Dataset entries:

>>

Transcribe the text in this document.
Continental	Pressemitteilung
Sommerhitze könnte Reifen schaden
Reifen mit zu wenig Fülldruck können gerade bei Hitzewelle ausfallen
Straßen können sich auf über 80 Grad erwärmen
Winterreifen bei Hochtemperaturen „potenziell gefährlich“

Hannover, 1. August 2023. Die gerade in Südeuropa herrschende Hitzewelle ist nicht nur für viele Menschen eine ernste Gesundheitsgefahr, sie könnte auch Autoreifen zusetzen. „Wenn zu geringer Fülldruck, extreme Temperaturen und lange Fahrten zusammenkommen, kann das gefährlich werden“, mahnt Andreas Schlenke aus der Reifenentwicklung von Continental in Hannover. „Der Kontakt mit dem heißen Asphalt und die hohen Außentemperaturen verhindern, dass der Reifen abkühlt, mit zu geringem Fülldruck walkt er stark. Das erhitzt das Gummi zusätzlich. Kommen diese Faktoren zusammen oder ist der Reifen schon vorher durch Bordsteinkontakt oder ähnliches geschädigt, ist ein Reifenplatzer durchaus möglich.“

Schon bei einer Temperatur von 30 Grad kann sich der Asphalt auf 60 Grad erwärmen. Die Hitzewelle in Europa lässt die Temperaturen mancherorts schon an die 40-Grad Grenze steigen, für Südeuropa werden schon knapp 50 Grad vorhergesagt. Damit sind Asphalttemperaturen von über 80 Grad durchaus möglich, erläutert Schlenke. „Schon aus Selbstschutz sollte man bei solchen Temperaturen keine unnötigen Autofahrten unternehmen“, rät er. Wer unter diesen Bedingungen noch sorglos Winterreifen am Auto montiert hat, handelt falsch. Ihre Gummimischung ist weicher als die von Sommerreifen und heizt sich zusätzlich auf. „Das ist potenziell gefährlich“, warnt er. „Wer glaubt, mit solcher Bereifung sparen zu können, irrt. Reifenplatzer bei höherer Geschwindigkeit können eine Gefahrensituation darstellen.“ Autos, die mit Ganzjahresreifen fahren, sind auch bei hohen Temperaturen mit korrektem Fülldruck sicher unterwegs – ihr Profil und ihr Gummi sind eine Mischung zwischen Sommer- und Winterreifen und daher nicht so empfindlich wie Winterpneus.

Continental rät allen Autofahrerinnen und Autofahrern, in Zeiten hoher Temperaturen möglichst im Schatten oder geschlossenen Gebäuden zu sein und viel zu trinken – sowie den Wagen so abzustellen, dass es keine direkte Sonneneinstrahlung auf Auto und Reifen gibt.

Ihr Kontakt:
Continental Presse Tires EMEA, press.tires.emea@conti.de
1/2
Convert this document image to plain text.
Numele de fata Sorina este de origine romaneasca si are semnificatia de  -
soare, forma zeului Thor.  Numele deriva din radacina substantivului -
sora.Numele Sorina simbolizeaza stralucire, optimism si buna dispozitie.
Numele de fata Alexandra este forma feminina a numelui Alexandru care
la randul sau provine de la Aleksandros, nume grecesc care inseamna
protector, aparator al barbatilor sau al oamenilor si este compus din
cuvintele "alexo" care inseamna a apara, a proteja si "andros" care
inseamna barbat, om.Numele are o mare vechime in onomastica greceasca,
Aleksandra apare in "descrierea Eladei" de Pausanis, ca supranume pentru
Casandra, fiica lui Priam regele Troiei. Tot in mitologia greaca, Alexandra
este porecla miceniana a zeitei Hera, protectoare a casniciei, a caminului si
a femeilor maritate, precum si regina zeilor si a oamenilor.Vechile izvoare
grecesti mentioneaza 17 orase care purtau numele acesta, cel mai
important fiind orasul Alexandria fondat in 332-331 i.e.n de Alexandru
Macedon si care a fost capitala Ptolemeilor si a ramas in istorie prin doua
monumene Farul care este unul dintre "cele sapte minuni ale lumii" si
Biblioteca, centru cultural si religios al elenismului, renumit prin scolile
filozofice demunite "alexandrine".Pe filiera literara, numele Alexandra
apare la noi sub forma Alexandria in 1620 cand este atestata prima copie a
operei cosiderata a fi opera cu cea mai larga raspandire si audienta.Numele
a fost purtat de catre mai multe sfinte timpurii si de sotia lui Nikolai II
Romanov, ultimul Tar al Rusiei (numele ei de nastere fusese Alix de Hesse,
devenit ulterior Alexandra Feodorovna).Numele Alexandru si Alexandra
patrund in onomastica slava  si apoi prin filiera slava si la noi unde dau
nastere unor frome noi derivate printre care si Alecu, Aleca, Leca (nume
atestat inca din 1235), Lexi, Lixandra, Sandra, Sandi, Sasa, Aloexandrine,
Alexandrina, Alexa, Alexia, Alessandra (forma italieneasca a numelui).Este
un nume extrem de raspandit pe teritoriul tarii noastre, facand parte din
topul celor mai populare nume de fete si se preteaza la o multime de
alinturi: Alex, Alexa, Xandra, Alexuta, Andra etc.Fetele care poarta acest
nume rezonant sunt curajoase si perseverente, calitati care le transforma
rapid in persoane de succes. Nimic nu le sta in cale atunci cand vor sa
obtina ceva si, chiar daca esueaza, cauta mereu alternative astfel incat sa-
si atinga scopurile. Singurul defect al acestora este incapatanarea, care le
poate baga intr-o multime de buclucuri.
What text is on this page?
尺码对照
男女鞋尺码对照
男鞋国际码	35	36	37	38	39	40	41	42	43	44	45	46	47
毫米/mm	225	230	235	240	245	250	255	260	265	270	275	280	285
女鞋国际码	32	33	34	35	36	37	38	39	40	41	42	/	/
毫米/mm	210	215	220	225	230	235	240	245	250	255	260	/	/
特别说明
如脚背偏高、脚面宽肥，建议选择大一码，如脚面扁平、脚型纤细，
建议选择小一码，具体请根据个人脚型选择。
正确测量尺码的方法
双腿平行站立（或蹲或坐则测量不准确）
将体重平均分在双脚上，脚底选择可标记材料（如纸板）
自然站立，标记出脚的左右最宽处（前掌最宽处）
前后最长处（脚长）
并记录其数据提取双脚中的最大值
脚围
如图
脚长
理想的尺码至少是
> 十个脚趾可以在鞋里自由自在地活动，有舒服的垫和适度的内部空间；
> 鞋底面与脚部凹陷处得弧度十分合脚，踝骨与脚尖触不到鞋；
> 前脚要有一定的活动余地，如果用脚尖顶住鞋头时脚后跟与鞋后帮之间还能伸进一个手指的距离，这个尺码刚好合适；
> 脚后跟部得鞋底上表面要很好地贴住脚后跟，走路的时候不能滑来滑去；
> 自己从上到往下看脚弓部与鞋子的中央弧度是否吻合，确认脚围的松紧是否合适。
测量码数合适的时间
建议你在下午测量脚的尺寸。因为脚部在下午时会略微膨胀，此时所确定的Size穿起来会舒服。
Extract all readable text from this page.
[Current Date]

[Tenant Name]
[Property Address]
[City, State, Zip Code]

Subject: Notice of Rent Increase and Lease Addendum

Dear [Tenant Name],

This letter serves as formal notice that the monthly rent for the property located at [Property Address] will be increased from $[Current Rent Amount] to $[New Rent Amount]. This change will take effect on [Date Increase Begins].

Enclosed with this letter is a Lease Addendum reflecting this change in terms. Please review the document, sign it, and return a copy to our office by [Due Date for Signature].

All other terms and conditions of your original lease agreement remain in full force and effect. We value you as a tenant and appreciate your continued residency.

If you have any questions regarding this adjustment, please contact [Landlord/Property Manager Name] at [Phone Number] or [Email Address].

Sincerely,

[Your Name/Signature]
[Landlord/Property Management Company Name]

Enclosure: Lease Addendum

<<

Give nothing but the number of lines containing the string "Address".

■ FULL ANSWER ■
3